[start Records provided]
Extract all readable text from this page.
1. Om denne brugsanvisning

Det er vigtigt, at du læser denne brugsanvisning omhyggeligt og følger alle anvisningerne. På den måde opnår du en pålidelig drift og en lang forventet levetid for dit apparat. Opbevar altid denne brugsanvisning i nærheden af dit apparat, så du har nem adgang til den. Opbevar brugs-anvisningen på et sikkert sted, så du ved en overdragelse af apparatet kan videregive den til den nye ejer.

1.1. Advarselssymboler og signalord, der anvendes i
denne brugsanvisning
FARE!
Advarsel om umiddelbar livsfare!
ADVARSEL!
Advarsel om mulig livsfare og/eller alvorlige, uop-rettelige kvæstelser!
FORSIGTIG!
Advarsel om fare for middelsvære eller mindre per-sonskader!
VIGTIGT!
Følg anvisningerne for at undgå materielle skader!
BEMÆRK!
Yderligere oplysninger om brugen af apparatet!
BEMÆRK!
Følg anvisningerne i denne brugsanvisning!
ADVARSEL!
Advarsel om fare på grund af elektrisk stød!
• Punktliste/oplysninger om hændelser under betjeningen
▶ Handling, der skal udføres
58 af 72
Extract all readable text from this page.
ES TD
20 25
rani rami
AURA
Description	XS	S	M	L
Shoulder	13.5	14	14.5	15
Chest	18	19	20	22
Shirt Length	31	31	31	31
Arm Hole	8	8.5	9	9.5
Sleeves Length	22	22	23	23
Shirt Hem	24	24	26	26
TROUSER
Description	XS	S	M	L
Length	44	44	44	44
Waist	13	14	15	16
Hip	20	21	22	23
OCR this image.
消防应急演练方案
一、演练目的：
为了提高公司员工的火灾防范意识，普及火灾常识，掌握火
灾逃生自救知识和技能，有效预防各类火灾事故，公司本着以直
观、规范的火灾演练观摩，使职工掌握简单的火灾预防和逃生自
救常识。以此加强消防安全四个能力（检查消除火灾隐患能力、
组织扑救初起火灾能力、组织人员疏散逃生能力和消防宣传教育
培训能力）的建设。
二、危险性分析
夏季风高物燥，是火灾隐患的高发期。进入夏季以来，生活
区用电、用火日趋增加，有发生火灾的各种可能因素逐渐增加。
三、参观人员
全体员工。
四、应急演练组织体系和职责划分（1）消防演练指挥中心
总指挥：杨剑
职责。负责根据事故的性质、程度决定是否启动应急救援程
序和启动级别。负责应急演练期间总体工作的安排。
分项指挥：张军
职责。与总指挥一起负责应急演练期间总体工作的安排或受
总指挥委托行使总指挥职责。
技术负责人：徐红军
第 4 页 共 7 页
[end Records provided]
▶ What is being asked:
Take the records above and return them exactly as written.

▶ Result of this task:
Extract all readable text from this page.
1. Om denne brugsanvisning

Det er vigtigt, at du læser denne brugsanvisning omhyggeligt og følger alle anvisningerne. På den måde opnår du en pålidelig drift og en lang forventet levetid for dit apparat. Opbevar altid denne brugsanvisning i nærheden af dit apparat, så du har nem adgang til den. Opbevar brugs-anvisningen på et sikkert sted, så du ved en overdragelse af apparatet kan videregive den til den nye ejer.

1.1. Advarselssymboler og signalord, der anvendes i
denne brugsanvisning
FARE!
Advarsel om umiddelbar livsfare!
ADVARSEL!
Advarsel om mulig livsfare og/eller alvorlige, uop-rettelige kvæstelser!
FORSIGTIG!
Advarsel om fare for middelsvære eller mindre per-sonskader!
VIGTIGT!
Følg anvisningerne for at undgå materielle skader!
BEMÆRK!
Yderligere oplysninger om brugen af apparatet!
BEMÆRK!
Følg anvisningerne i denne brugsanvisning!
ADVARSEL!
Advarsel om fare på grund af elektrisk stød!
• Punktliste/oplysninger om hændelser under betjeningen
▶ Handling, der skal udføres
58 af 72
Extract all readable text from this page.
ES TD
20 25
rani rami
AURA
Description	XS	S	M	L
Shoulder	13.5	14	14.5	15
Chest	18	19	20	22
Shirt Length	31	31	31	31
Arm Hole	8	8.5	9	9.5
Sleeves Length	22	22	23	23
Shirt Hem	24	24	26	26
TROUSER
Description	XS	S	M	L
Length	44	44	44	44
Waist	13	14	15	16
Hip	20	21	22	23
OCR this image.
消防应急演练方案
一、演练目的：
为了提高公司员工的火灾防范意识，普及火灾常识，掌握火
灾逃生自救知识和技能，有效预防各类火灾事故，公司本着以直
观、规范的火灾演练观摩，使职工掌握简单的火灾预防和逃生自
救常识。以此加强消防安全四个能力（检查消除火灾隐患能力、
组织扑救初起火灾能力、组织人员疏散逃生能力和消防宣传教育
培训能力）的建设。
二、危险性分析
夏季风高物燥，是火灾隐患的高发期。进入夏季以来，生活
区用电、用火日趋增加，有发生火灾的各种可能因素逐渐增加。
三、参观人员
全体员工。
四、应急演练组织体系和职责划分（1）消防演练指挥中心
总指挥：杨剑
职责。负责根据事故的性质、程度决定是否启动应急救援程
序和启动级别。负责应急演练期间总体工作的安排。
分项指挥：张军
职责。与总指挥一起负责应急演练期间总体工作的安排或受
总指挥委托行使总指挥职责。
技术负责人：徐红军
第 4 页 共 7 页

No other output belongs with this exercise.